Task requirements: Reproduce all the lines exactly as they stand, apart from the pictures.

==== Data listing

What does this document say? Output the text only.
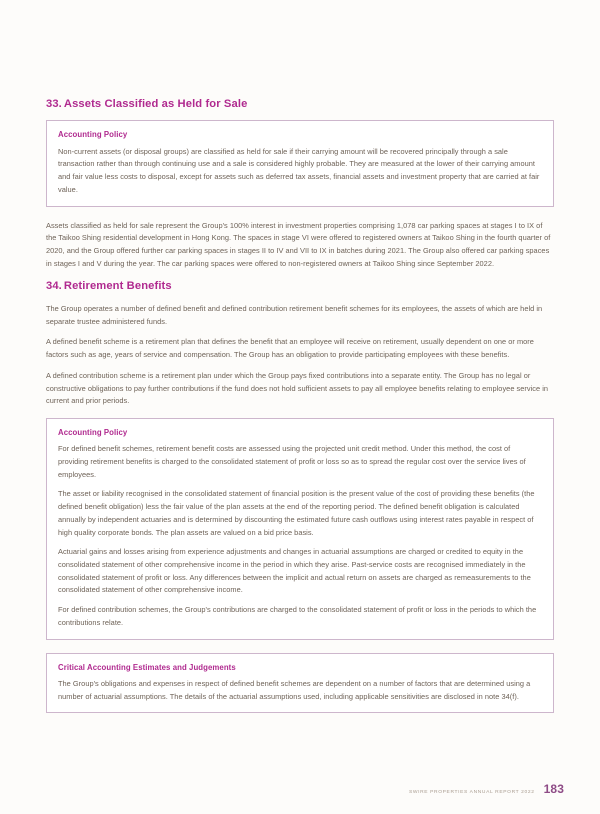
33. Assets Classified as Held for Sale
Accounting Policy

Non-current assets (or disposal groups) are classified as held for sale if their carrying amount will be recovered principally through a sale transaction rather than through continuing use and a sale is considered highly probable. They are measured at the lower of their carrying amount and fair value less costs to disposal, except for assets such as deferred tax assets, financial assets and investment property that are carried at fair value.

Assets classified as held for sale represent the Group's 100% interest in investment properties comprising 1,078 car parking spaces at stages I to IX of the Taikoo Shing residential development in Hong Kong. The spaces in stage VI were offered to registered owners at Taikoo Shing in the fourth quarter of 2020, and the Group offered further car parking spaces in stages II to IV and VII to IX in batches during 2021. The Group also offered car parking spaces in stages I and V during the year. The car parking spaces were offered to non-registered owners at Taikoo Shing since September 2022.

34. Retirement Benefits

The Group operates a number of defined benefit and defined contribution retirement benefit schemes for its employees, the assets of which are held in separate trustee administered funds.

A defined benefit scheme is a retirement plan that defines the benefit that an employee will receive on retirement, usually dependent on one or more factors such as age, years of service and compensation. The Group has an obligation to provide participating employees with these benefits.

A defined contribution scheme is a retirement plan under which the Group pays fixed contributions into a separate entity. The Group has no legal or constructive obligations to pay further contributions if the fund does not hold sufficient assets to pay all employee benefits relating to employee service in current and prior periods.

Accounting Policy

For defined benefit schemes, retirement benefit costs are assessed using the projected unit credit method. Under this method, the cost of providing retirement benefits is charged to the consolidated statement of profit or loss so as to spread the regular cost over the service lives of employees.

The asset or liability recognised in the consolidated statement of financial position is the present value of the cost of providing these benefits (the defined benefit obligation) less the fair value of the plan assets at the end of the reporting period. The defined benefit obligation is calculated annually by independent actuaries and is determined by discounting the estimated future cash outflows using interest rates payable in respect of high quality corporate bonds. The plan assets are valued on a bid price basis.

Actuarial gains and losses arising from experience adjustments and changes in actuarial assumptions are charged or credited to equity in the consolidated statement of other comprehensive income in the period in which they arise. Past-service costs are recognised immediately in the consolidated statement of profit or loss. Any differences between the implicit and actual return on assets are charged as remeasurements to the consolidated statement of other comprehensive income.

For defined contribution schemes, the Group's contributions are charged to the consolidated statement of profit or loss in the periods to which the contributions relate.

Critical Accounting Estimates and Judgements

The Group's obligations and expenses in respect of defined benefit schemes are dependent on a number of factors that are determined using a number of actuarial assumptions. The details of the actuarial assumptions used, including applicable sensitivities are disclosed in note 34(f).

SWIRE PROPERTIES ANNUAL REPORT 2022 183
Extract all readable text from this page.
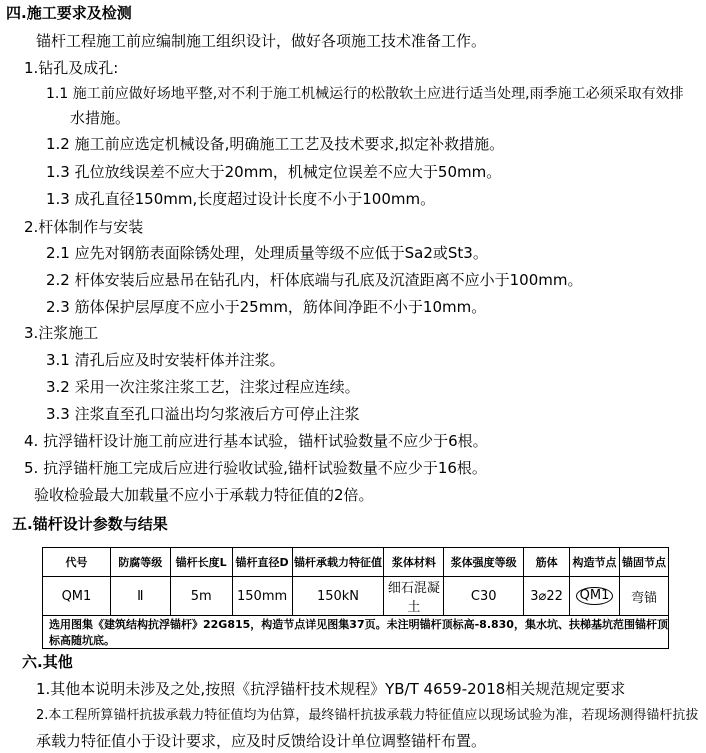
四.施工要求及检测
锚杆工程施工前应编制施工组织设计，做好各项施工技术准备工作。
1.钻孔及成孔:
1.1 施工前应做好场地平整,对不利于施工机械运行的松散软土应进行适当处理,雨季施工必须采取有效排
水措施。
1.2 施工前应选定机械设备,明确施工工艺及技术要求,拟定补救措施。
1.3 孔位放线误差不应大于20mm，机械定位误差不应大于50mm。
1.3 成孔直径150mm,长度超过设计长度不小于100mm。
2.杆体制作与安装
2.1 应先对钢筋表面除锈处理，处理质量等级不应低于Sa2或St3。
2.2 杆体安装后应悬吊在钻孔内，杆体底端与孔底及沉渣距离不应小于100mm。
2.3 筋体保护层厚度不应小于25mm，筋体间净距不小于10mm。
3.注浆施工
3.1 清孔后应及时安装杆体并注浆。
3.2 采用一次注浆注浆工艺，注浆过程应连续。
3.3 注浆直至孔口溢出均匀浆液后方可停止注浆
4. 抗浮锚杆设计施工前应进行基本试验，锚杆试验数量不应少于6根。
5. 抗浮锚杆施工完成后应进行验收试验,锚杆试验数量不应少于16根。
验收检验最大加载量不应小于承载力特征值的2倍。
五.锚杆设计参数与结果
代号	防腐等级	锚杆长度L	锚杆直径D	锚杆承载力特征值	浆体材料	浆体强度等级	筋体	构造节点	锚固节点
QM1	Ⅱ	5m	150mm	150kN	细石混凝土	C30	3⌀22	QM1	弯锚
选用图集《建筑结构抗浮锚杆》22G815，构造节点详见图集37页。未注明锚杆顶标高-8.830，集水坑、扶梯基坑范围锚杆顶标高随坑底。									
六.其他
1.其他本说明未涉及之处,按照《抗浮锚杆技术规程》YB/T 4659-2018相关规范规定要求
2.本工程所算锚杆抗拔承载力特征值均为估算，最终锚杆抗拔承载力特征值应以现场试验为准，若现场测得锚杆抗拔
承载力特征值小于设计要求，应及时反馈给设计单位调整锚杆布置。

========

Finished exercise:
What does this document say? Output the text only.
33. Assets Classified as Held for Sale
Accounting Policy

Non-current assets (or disposal groups) are classified as held for sale if their carrying amount will be recovered principally through a sale transaction rather than through continuing use and a sale is considered highly probable. They are measured at the lower of their carrying amount and fair value less costs to disposal, except for assets such as deferred tax assets, financial assets and investment property that are carried at fair value.

Assets classified as held for sale represent the Group's 100% interest in investment properties comprising 1,078 car parking spaces at stages I to IX of the Taikoo Shing residential development in Hong Kong. The spaces in stage VI were offered to registered owners at Taikoo Shing in the fourth quarter of 2020, and the Group offered further car parking spaces in stages II to IV and VII to IX in batches during 2021. The Group also offered car parking spaces in stages I and V during the year. The car parking spaces were offered to non-registered owners at Taikoo Shing since September 2022.

34. Retirement Benefits

The Group operates a number of defined benefit and defined contribution retirement benefit schemes for its employees, the assets of which are held in separate trustee administered funds.

A defined benefit scheme is a retirement plan that defines the benefit that an employee will receive on retirement, usually dependent on one or more factors such as age, years of service and compensation. The Group has an obligation to provide participating employees with these benefits.

A defined contribution scheme is a retirement plan under which the Group pays fixed contributions into a separate entity. The Group has no legal or constructive obligations to pay further contributions if the fund does not hold sufficient assets to pay all employee benefits relating to employee service in current and prior periods.

Accounting Policy

For defined benefit schemes, retirement benefit costs are assessed using the projected unit credit method. Under this method, the cost of providing retirement benefits is charged to the consolidated statement of profit or loss so as to spread the regular cost over the service lives of employees.

The asset or liability recognised in the consolidated statement of financial position is the present value of the cost of providing these benefits (the defined benefit obligation) less the fair value of the plan assets at the end of the reporting period. The defined benefit obligation is calculated annually by independent actuaries and is determined by discounting the estimated future cash outflows using interest rates payable in respect of high quality corporate bonds. The plan assets are valued on a bid price basis.

Actuarial gains and losses arising from experience adjustments and changes in actuarial assumptions are charged or credited to equity in the consolidated statement of other comprehensive income in the period in which they arise. Past-service costs are recognised immediately in the consolidated statement of profit or loss. Any differences between the implicit and actual return on assets are charged as remeasurements to the consolidated statement of other comprehensive income.

For defined contribution schemes, the Group's contributions are charged to the consolidated statement of profit or loss in the periods to which the contributions relate.

Critical Accounting Estimates and Judgements

The Group's obligations and expenses in respect of defined benefit schemes are dependent on a number of factors that are determined using a number of actuarial assumptions. The details of the actuarial assumptions used, including applicable sensitivities are disclosed in note 34(f).

SWIRE PROPERTIES ANNUAL REPORT 2022 183
Extract all readable text from this page.
四.施工要求及检测
锚杆工程施工前应编制施工组织设计，做好各项施工技术准备工作。
1.钻孔及成孔:
1.1 施工前应做好场地平整,对不利于施工机械运行的松散软土应进行适当处理,雨季施工必须采取有效排
水措施。
1.2 施工前应选定机械设备,明确施工工艺及技术要求,拟定补救措施。
1.3 孔位放线误差不应大于20mm，机械定位误差不应大于50mm。
1.3 成孔直径150mm,长度超过设计长度不小于100mm。
2.杆体制作与安装
2.1 应先对钢筋表面除锈处理，处理质量等级不应低于Sa2或St3。
2.2 杆体安装后应悬吊在钻孔内，杆体底端与孔底及沉渣距离不应小于100mm。
2.3 筋体保护层厚度不应小于25mm，筋体间净距不小于10mm。
3.注浆施工
3.1 清孔后应及时安装杆体并注浆。
3.2 采用一次注浆注浆工艺，注浆过程应连续。
3.3 注浆直至孔口溢出均匀浆液后方可停止注浆
4. 抗浮锚杆设计施工前应进行基本试验，锚杆试验数量不应少于6根。
5. 抗浮锚杆施工完成后应进行验收试验,锚杆试验数量不应少于16根。
验收检验最大加载量不应小于承载力特征值的2倍。
五.锚杆设计参数与结果
代号	防腐等级	锚杆长度L	锚杆直径D	锚杆承载力特征值	浆体材料	浆体强度等级	筋体	构造节点	锚固节点
QM1	Ⅱ	5m	150mm	150kN	细石混凝土	C30	3⌀22	QM1	弯锚
选用图集《建筑结构抗浮锚杆》22G815，构造节点详见图集37页。未注明锚杆顶标高-8.830，集水坑、扶梯基坑范围锚杆顶标高随坑底。									
六.其他
1.其他本说明未涉及之处,按照《抗浮锚杆技术规程》YB/T 4659-2018相关规范规定要求
2.本工程所算锚杆抗拔承载力特征值均为估算，最终锚杆抗拔承载力特征值应以现场试验为准，若现场测得锚杆抗拔
承载力特征值小于设计要求，应及时反馈给设计单位调整锚杆布置。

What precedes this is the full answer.